→ **Goal of the exercise**
Extract the lines that carry the string "document" from the listing.

→ **Records**
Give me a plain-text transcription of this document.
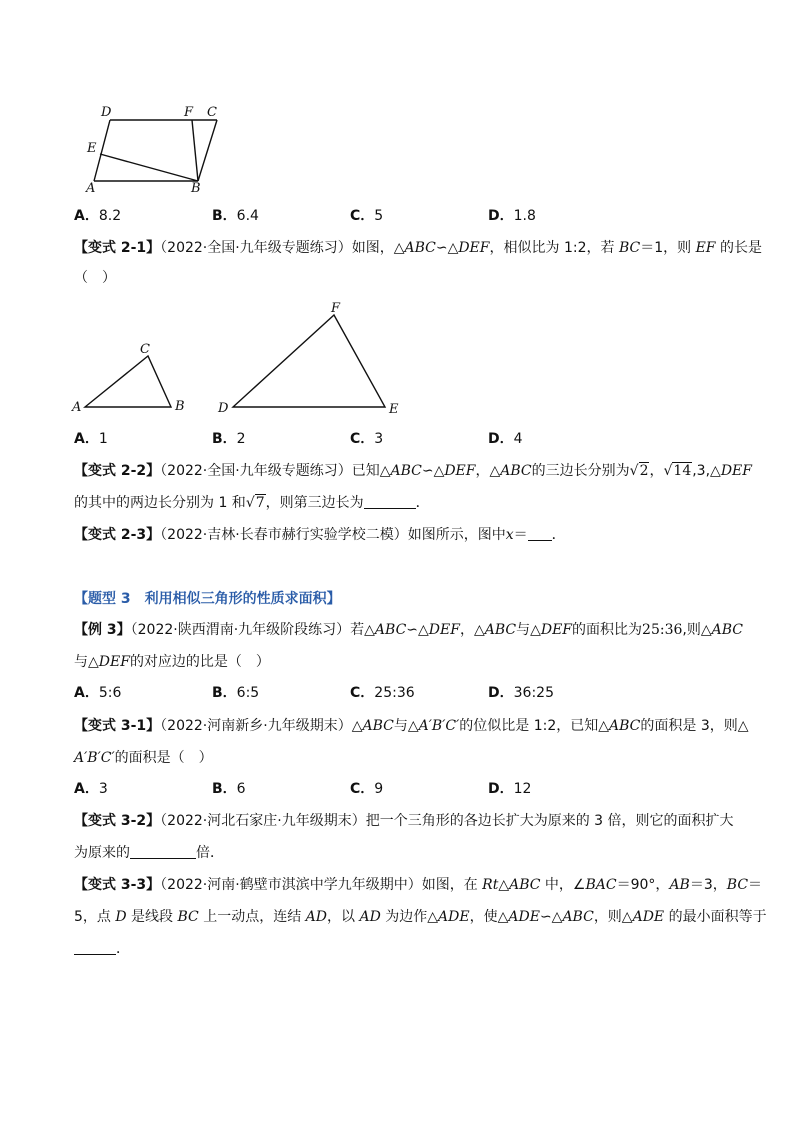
D	F C
E
A	B
A．8.2	B．6.4	C．5	D．1.8
【变式 2-1】（2022·全国·九年级专题练习）如图，△ABC∽△DEF，相似比为 1:2，若 BC＝1，则 EF 的长是
（　）
A	B
C
D	E
F
A．1	B．2	C．3	D．4
【变式 2-2】（2022·全国·九年级专题练习）已知△ABC∽△DEF，△ABC的三边长分别为√2，√14,3,△DEF
的其中的两边长分别为 1 和√7，则第三边长为	．
【变式 2-3】（2022·吉林·长春市赫行实验学校二模）如图所示，图中x＝ ．
【题型 3　利用相似三角形的性质求面积】
【例 3】（2022·陕西渭南·九年级阶段练习）若△ABC∽△DEF，△ABC与△DEF的面积比为25:36,则△ABC
与△DEF的对应边的比是（　）
A．5:6	B．6:5	C．25:36	D．36:25
【变式 3-1】（2022·河南新乡·九年级期末）△ABC与△A′B′C′的位似比是 1:2，已知△ABC的面积是 3，则△
A′B′C′的面积是（　）
A．3	B．6	C．9	D．12
【变式 3-2】（2022·河北石家庄·九年级期末）把一个三角形的各边长扩大为原来的 3 倍，则它的面积扩大
为原来的	倍．
【变式 3-3】（2022·河南·鹤壁市淇滨中学九年级期中）如图，在 Rt△ABC 中，∠BAC＝90°，AB＝3，BC＝
5，点 D 是线段 BC 上一动点，连结 AD，以 AD 为边作△ADE，使△ADE∽△ABC，则△ADE 的最小面积等于
．
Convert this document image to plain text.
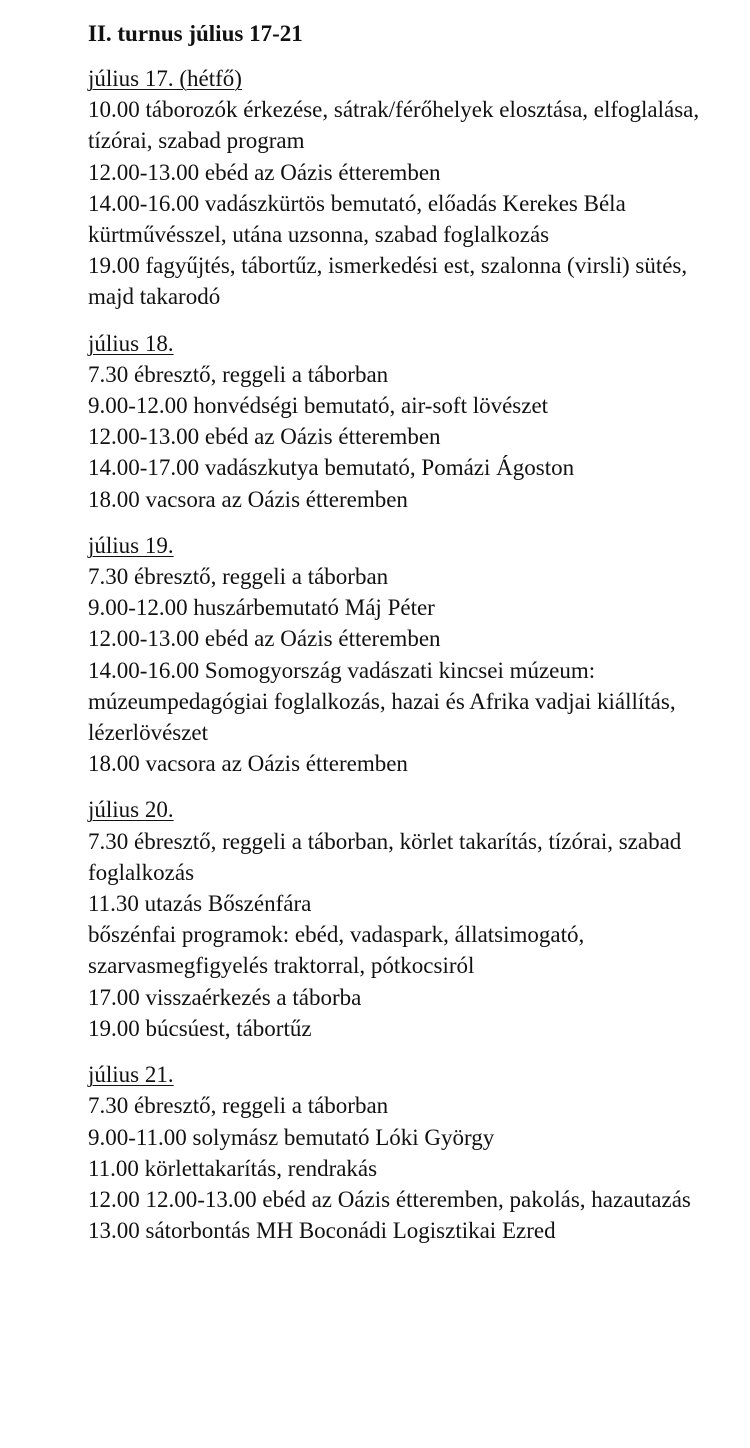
II. turnus július 17-21
július 17. (hétfő)

10.00 táborozók érkezése, sátrak/férőhelyek elosztása, elfoglalása, tízórai, szabad program

12.00-13.00 ebéd az Oázis étteremben

14.00-16.00 vadászkürtös bemutató, előadás Kerekes Béla kürtművésszel, utána uzsonna, szabad foglalkozás

19.00 fagyűjtés, tábortűz, ismerkedési est, szalonna (virsli) sütés, majd takarodó

július 18.

7.30 ébresztő, reggeli a táborban

9.00-12.00 honvédségi bemutató, air-soft lövészet

12.00-13.00 ebéd az Oázis étteremben

14.00-17.00 vadászkutya bemutató, Pomázi Ágoston

18.00 vacsora az Oázis étteremben

július 19.

7.30 ébresztő, reggeli a táborban

9.00-12.00 huszárbemutató Máj Péter

12.00-13.00 ebéd az Oázis étteremben

14.00-16.00 Somogyország vadászati kincsei múzeum: múzeumpedagógiai foglalkozás, hazai és Afrika vadjai kiállítás, lézerlövészet

18.00 vacsora az Oázis étteremben

július 20.

7.30 ébresztő, reggeli a táborban, körlet takarítás, tízórai, szabad foglalkozás

11.30 utazás Bőszénfára

bőszénfai programok: ebéd, vadaspark, állatsimogató, szarvasmegfigyelés traktorral, pótkocsiról

17.00 visszaérkezés a táborba

19.00 búcsúest, tábortűz

július 21.

7.30 ébresztő, reggeli a táborban

9.00-11.00 solymász bemutató Lóki György

11.00 körlettakarítás, rendrakás

12.00 12.00-13.00 ebéd az Oázis étteremben, pakolás, hazautazás

13.00 sátorbontás MH Boconádi Logisztikai Ezred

→ **Written answer**
Give me a plain-text transcription of this document.
Convert this document image to plain text.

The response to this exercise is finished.